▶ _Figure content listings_
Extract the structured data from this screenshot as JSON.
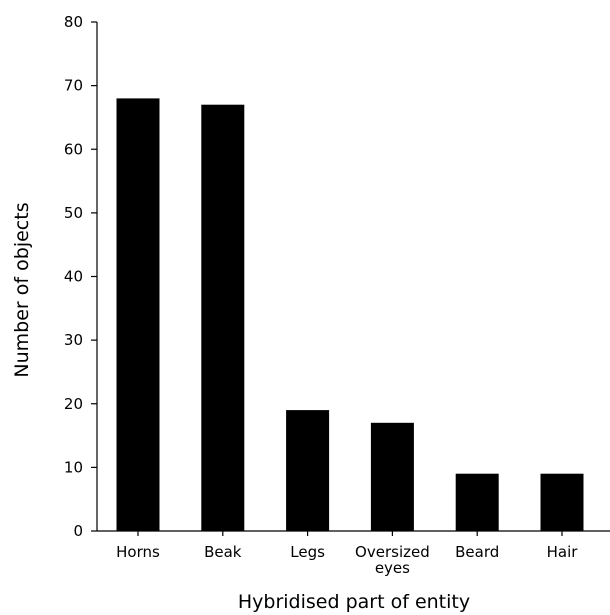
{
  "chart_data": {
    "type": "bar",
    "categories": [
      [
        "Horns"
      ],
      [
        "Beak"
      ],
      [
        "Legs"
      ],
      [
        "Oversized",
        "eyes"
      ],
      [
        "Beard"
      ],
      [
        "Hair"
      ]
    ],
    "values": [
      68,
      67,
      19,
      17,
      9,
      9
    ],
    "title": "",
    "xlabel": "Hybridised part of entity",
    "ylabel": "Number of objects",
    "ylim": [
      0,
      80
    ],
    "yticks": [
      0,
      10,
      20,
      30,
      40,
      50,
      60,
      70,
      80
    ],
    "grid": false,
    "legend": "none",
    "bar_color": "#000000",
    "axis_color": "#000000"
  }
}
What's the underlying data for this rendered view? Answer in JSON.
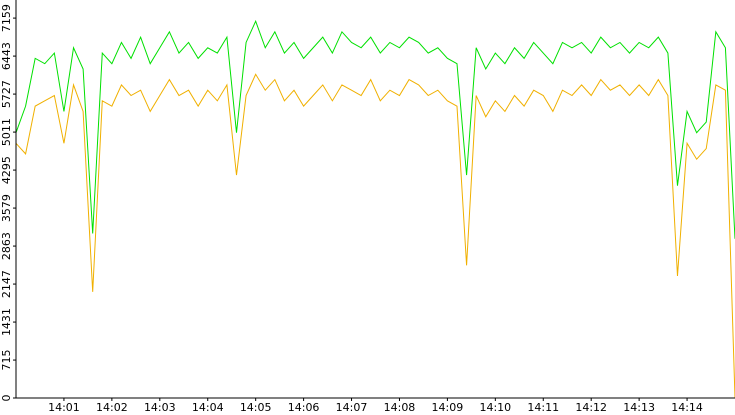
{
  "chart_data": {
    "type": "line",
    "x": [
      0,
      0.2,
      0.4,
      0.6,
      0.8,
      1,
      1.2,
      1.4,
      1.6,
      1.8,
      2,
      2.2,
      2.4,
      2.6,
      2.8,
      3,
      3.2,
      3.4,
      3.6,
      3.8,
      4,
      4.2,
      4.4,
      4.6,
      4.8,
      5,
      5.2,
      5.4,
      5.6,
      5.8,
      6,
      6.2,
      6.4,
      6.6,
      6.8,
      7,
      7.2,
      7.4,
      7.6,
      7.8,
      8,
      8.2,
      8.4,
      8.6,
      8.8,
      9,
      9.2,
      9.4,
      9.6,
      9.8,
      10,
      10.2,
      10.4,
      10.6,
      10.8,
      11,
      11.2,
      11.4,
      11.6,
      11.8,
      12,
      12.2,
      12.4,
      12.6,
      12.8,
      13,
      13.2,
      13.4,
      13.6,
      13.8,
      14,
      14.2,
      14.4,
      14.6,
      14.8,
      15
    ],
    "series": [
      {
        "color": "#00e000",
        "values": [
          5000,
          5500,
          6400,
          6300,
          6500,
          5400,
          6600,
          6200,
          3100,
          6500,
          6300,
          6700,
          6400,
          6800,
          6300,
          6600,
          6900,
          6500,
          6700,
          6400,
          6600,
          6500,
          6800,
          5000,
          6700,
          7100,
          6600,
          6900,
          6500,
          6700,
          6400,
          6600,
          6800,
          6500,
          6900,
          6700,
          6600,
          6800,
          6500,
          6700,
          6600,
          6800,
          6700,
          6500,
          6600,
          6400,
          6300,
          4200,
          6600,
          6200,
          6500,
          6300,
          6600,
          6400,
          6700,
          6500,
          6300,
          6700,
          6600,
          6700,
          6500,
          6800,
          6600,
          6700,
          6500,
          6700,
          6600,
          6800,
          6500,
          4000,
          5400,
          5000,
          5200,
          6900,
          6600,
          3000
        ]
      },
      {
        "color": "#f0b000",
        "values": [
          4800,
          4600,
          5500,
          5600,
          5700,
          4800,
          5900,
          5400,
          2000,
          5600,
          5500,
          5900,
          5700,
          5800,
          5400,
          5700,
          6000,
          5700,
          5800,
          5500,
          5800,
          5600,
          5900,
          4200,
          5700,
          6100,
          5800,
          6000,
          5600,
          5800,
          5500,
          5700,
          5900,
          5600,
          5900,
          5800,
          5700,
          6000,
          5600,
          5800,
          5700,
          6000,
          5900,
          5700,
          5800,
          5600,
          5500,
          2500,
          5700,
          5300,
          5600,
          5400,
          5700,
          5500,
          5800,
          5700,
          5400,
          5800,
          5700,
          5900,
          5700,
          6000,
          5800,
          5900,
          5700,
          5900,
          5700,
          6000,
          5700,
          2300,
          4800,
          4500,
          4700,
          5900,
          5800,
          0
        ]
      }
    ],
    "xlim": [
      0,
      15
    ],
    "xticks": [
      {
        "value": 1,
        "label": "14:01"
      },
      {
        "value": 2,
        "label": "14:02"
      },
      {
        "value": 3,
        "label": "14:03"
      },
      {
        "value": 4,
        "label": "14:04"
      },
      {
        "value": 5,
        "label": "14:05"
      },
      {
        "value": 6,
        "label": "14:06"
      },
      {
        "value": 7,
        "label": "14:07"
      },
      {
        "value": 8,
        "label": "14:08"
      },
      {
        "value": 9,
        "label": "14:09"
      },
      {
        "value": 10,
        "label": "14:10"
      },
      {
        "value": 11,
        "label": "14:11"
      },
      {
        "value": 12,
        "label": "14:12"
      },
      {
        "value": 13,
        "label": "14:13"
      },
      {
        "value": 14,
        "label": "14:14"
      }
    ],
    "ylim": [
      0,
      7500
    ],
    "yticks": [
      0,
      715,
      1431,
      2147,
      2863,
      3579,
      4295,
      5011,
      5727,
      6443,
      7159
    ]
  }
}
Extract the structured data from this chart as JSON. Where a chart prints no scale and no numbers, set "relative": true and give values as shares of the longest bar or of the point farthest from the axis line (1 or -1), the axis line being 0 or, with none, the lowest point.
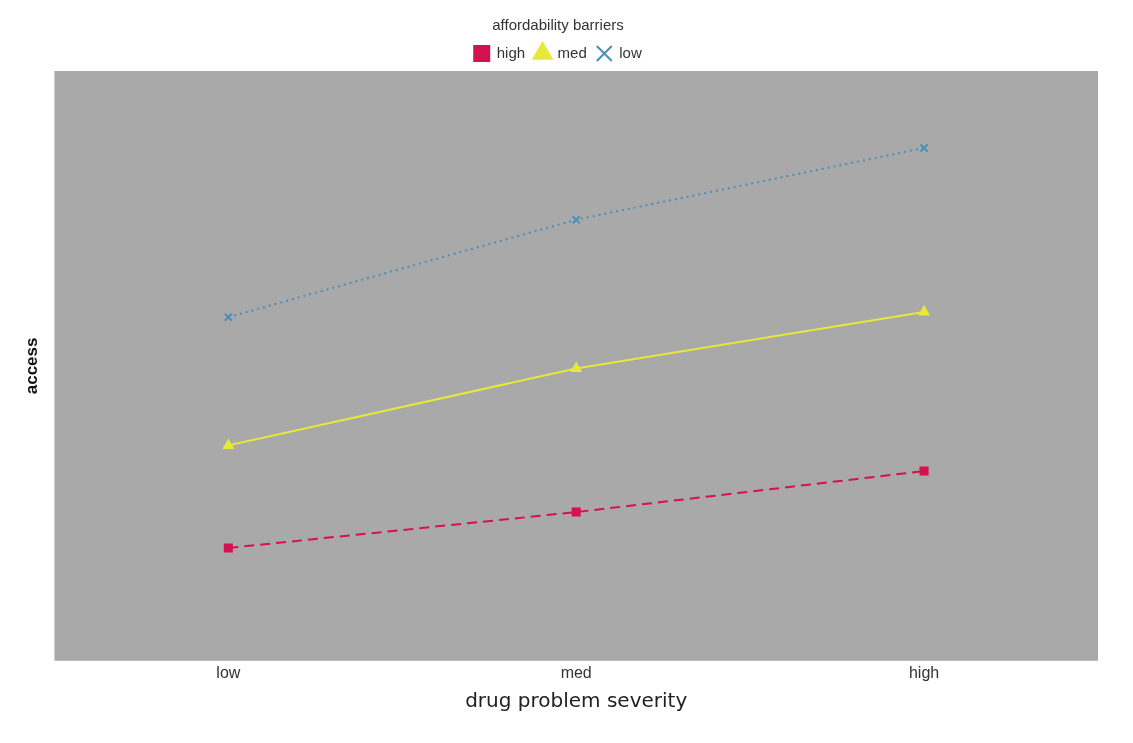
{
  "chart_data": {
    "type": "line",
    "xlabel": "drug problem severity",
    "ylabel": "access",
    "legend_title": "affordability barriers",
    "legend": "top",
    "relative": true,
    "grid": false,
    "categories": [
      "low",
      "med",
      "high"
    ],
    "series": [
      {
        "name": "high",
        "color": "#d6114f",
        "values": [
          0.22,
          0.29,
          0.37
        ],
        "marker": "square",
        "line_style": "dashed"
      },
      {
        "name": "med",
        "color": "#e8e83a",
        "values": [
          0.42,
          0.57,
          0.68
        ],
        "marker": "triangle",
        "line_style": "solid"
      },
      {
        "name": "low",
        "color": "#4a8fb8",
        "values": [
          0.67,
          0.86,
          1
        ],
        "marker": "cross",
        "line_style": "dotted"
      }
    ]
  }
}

▶ _WORK INSTRUCTIONS_
Using the data above, write out every line exactly, leaving the images behind.

▶ _RESPONSE_
Extract the structured data from this screenshot as JSON.
{
  "chart_data": {
    "type": "bar",
    "categories": [
      [
        "Horns"
      ],
      [
        "Beak"
      ],
      [
        "Legs"
      ],
      [
        "Oversized",
        "eyes"
      ],
      [
        "Beard"
      ],
      [
        "Hair"
      ]
    ],
    "values": [
      68,
      67,
      19,
      17,
      9,
      9
    ],
    "title": "",
    "xlabel": "Hybridised part of entity",
    "ylabel": "Number of objects",
    "ylim": [
      0,
      80
    ],
    "yticks": [
      0,
      10,
      20,
      30,
      40,
      50,
      60,
      70,
      80
    ],
    "grid": false,
    "legend": "none",
    "bar_color": "#000000",
    "axis_color": "#000000"
  }
}
What's the underlying data for this rendered view? Answer in JSON.
{
  "chart_data": {
    "type": "line",
    "x": [
      0,
      0.2,
      0.4,
      0.6,
      0.8,
      1,
      1.2,
      1.4,
      1.6,
      1.8,
      2,
      2.2,
      2.4,
      2.6,
      2.8,
      3,
      3.2,
      3.4,
      3.6,
      3.8,
      4,
      4.2,
      4.4,
      4.6,
      4.8,
      5,
      5.2,
      5.4,
      5.6,
      5.8,
      6,
      6.2,
      6.4,
      6.6,
      6.8,
      7,
      7.2,
      7.4,
      7.6,
      7.8,
      8,
      8.2,
      8.4,
      8.6,
      8.8,
      9,
      9.2,
      9.4,
      9.6,
      9.8,
      10,
      10.2,
      10.4,
      10.6,
      10.8,
      11,
      11.2,
      11.4,
      11.6,
      11.8,
      12,
      12.2,
      12.4,
      12.6,
      12.8,
      13,
      13.2,
      13.4,
      13.6,
      13.8,
      14,
      14.2,
      14.4,
      14.6,
      14.8,
      15
    ],
    "series": [
      {
        "color": "#00e000",
        "values": [
          5000,
          5500,
          6400,
          6300,
          6500,
          5400,
          6600,
          6200,
          3100,
          6500,
          6300,
          6700,
          6400,
          6800,
          6300,
          6600,
          6900,
          6500,
          6700,
          6400,
          6600,
          6500,
          6800,
          5000,
          6700,
          7100,
          6600,
          6900,
          6500,
          6700,
          6400,
          6600,
          6800,
          6500,
          6900,
          6700,
          6600,
          6800,
          6500,
          6700,
          6600,
          6800,
          6700,
          6500,
          6600,
          6400,
          6300,
          4200,
          6600,
          6200,
          6500,
          6300,
          6600,
          6400,
          6700,
          6500,
          6300,
          6700,
          6600,
          6700,
          6500,
          6800,
          6600,
          6700,
          6500,
          6700,
          6600,
          6800,
          6500,
          4000,
          5400,
          5000,
          5200,
          6900,
          6600,
          3000
        ]
      },
      {
        "color": "#f0b000",
        "values": [
          4800,
          4600,
          5500,
          5600,
          5700,
          4800,
          5900,
          5400,
          2000,
          5600,
          5500,
          5900,
          5700,
          5800,
          5400,
          5700,
          6000,
          5700,
          5800,
          5500,
          5800,
          5600,
          5900,
          4200,
          5700,
          6100,
          5800,
          6000,
          5600,
          5800,
          5500,
          5700,
          5900,
          5600,
          5900,
          5800,
          5700,
          6000,
          5600,
          5800,
          5700,
          6000,
          5900,
          5700,
          5800,
          5600,
          5500,
          2500,
          5700,
          5300,
          5600,
          5400,
          5700,
          5500,
          5800,
          5700,
          5400,
          5800,
          5700,
          5900,
          5700,
          6000,
          5800,
          5900,
          5700,
          5900,
          5700,
          6000,
          5700,
          2300,
          4800,
          4500,
          4700,
          5900,
          5800,
          0
        ]
      }
    ],
    "xlim": [
      0,
      15
    ],
    "xticks": [
      {
        "value": 1,
        "label": "14:01"
      },
      {
        "value": 2,
        "label": "14:02"
      },
      {
        "value": 3,
        "label": "14:03"
      },
      {
        "value": 4,
        "label": "14:04"
      },
      {
        "value": 5,
        "label": "14:05"
      },
      {
        "value": 6,
        "label": "14:06"
      },
      {
        "value": 7,
        "label": "14:07"
      },
      {
        "value": 8,
        "label": "14:08"
      },
      {
        "value": 9,
        "label": "14:09"
      },
      {
        "value": 10,
        "label": "14:10"
      },
      {
        "value": 11,
        "label": "14:11"
      },
      {
        "value": 12,
        "label": "14:12"
      },
      {
        "value": 13,
        "label": "14:13"
      },
      {
        "value": 14,
        "label": "14:14"
      }
    ],
    "ylim": [
      0,
      7500
    ],
    "yticks": [
      0,
      715,
      1431,
      2147,
      2863,
      3579,
      4295,
      5011,
      5727,
      6443,
      7159
    ]
  }
}
Extract the structured data from this chart as JSON. Where a chart prints no scale and no numbers, set "relative": true and give values as shares of the longest bar or of the point farthest from the axis line (1 or -1), the axis line being 0 or, with none, the lowest point.
{
  "chart_data": {
    "type": "line",
    "xlabel": "drug problem severity",
    "ylabel": "access",
    "legend_title": "affordability barriers",
    "legend": "top",
    "relative": true,
    "grid": false,
    "categories": [
      "low",
      "med",
      "high"
    ],
    "series": [
      {
        "name": "high",
        "color": "#d6114f",
        "values": [
          0.22,
          0.29,
          0.37
        ],
        "marker": "square",
        "line_style": "dashed"
      },
      {
        "name": "med",
        "color": "#e8e83a",
        "values": [
          0.42,
          0.57,
          0.68
        ],
        "marker": "triangle",
        "line_style": "solid"
      },
      {
        "name": "low",
        "color": "#4a8fb8",
        "values": [
          0.67,
          0.86,
          1
        ],
        "marker": "cross",
        "line_style": "dotted"
      }
    ]
  }
}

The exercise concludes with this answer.